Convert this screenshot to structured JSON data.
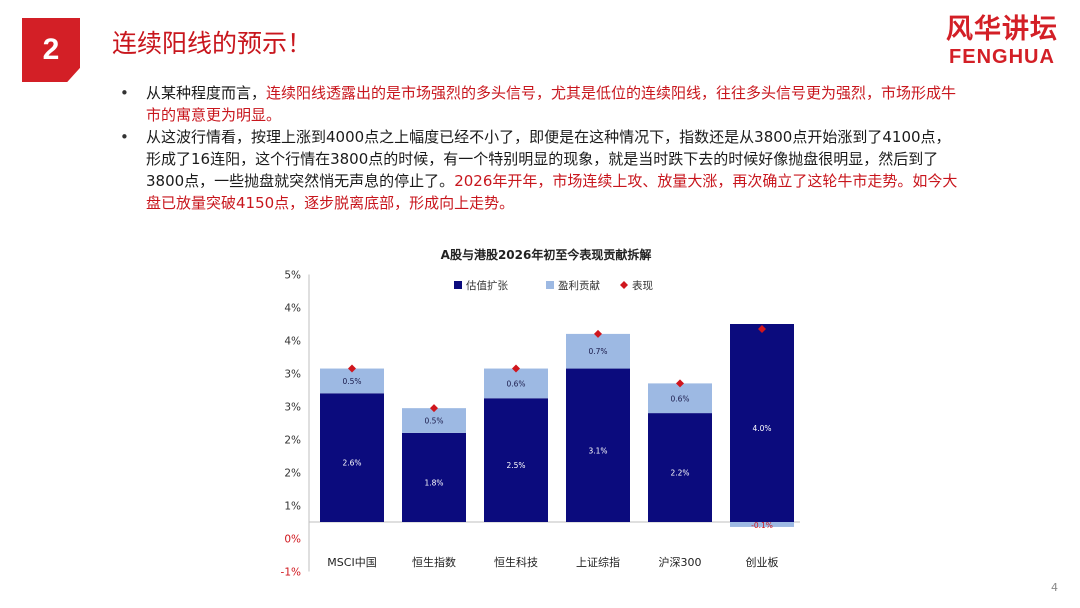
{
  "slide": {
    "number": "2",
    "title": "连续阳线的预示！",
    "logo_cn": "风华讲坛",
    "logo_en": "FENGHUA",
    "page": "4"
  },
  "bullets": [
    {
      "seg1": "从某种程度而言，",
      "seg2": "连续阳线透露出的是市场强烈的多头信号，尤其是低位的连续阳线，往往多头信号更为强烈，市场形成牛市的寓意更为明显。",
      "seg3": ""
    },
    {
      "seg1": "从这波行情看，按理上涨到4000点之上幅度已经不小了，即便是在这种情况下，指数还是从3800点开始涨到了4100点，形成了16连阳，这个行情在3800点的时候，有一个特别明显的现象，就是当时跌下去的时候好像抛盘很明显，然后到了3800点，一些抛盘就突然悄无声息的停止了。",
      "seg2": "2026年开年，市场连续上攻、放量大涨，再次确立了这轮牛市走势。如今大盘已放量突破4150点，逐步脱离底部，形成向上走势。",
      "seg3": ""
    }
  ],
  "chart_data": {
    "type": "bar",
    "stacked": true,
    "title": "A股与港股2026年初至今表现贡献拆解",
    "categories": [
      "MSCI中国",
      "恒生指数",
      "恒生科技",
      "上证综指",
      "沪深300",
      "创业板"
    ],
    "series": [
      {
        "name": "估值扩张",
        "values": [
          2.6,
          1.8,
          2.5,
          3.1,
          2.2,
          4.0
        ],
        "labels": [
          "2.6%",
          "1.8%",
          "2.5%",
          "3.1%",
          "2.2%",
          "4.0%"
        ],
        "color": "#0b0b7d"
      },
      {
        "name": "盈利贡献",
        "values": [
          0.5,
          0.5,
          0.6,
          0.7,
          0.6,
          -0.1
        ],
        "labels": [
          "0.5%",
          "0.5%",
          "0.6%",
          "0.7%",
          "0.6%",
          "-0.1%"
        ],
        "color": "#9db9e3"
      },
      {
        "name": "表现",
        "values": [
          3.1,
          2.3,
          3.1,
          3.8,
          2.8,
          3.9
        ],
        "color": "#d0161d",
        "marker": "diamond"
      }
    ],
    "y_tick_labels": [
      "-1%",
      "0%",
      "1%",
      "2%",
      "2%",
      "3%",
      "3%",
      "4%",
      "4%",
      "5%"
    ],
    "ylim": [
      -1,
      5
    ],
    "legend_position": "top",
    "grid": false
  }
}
---
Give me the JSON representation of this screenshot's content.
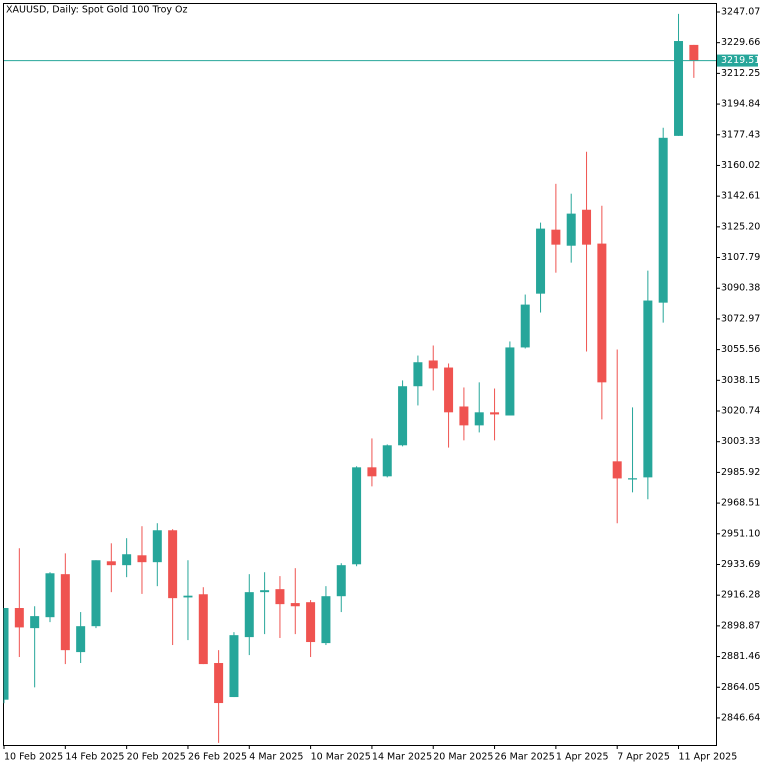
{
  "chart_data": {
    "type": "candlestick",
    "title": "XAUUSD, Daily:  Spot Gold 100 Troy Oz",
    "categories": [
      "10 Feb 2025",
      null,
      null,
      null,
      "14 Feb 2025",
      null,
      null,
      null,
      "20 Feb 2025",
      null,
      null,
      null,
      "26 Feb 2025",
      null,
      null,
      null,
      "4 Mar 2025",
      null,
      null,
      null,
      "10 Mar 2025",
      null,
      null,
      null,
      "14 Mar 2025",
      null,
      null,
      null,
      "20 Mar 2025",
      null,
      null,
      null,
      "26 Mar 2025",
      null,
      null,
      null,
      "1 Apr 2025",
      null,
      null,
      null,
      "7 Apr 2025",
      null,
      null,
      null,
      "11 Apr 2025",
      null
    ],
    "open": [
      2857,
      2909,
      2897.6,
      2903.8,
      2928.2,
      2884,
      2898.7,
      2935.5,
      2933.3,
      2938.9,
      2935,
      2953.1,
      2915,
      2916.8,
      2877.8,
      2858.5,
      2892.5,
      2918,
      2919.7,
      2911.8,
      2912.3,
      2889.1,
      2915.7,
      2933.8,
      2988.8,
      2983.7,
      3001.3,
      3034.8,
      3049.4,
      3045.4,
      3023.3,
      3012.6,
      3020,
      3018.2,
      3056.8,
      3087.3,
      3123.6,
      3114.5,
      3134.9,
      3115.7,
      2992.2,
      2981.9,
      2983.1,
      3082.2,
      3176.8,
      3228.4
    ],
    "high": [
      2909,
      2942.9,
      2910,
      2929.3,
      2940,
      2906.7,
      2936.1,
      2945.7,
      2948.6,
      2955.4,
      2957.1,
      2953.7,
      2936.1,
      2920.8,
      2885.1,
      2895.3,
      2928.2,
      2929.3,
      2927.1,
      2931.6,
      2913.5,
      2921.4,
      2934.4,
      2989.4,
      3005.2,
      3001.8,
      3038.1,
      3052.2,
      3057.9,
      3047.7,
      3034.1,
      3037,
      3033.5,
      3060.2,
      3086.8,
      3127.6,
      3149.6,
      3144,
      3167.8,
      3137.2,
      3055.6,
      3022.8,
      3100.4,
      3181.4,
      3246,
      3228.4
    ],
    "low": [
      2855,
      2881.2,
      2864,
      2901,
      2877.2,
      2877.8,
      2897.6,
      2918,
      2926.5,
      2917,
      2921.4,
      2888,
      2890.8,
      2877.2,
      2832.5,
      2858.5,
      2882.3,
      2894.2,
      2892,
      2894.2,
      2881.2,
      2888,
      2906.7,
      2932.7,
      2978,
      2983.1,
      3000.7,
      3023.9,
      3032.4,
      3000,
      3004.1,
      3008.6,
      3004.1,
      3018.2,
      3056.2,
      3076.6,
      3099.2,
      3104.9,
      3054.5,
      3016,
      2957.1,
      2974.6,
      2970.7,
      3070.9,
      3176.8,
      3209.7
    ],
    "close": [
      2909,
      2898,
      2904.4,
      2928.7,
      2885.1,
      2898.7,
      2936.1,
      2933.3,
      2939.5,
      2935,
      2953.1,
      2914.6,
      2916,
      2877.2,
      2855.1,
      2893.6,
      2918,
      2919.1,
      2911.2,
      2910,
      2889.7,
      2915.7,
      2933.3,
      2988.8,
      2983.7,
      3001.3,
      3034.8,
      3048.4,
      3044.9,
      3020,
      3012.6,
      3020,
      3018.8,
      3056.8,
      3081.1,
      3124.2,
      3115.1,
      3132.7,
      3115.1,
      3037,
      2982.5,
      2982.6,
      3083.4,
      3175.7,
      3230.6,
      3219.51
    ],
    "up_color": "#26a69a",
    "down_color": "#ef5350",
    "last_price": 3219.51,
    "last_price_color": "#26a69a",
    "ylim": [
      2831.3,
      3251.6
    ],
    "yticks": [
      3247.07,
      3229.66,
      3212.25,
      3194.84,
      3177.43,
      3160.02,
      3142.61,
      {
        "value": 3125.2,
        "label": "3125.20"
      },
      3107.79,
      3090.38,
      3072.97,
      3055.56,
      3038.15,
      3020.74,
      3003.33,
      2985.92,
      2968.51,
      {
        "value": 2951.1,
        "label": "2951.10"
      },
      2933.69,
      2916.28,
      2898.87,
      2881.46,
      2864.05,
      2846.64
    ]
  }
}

Task instructions: Return the number of lines that include the word "JSON", and nothing else.

Task result: 2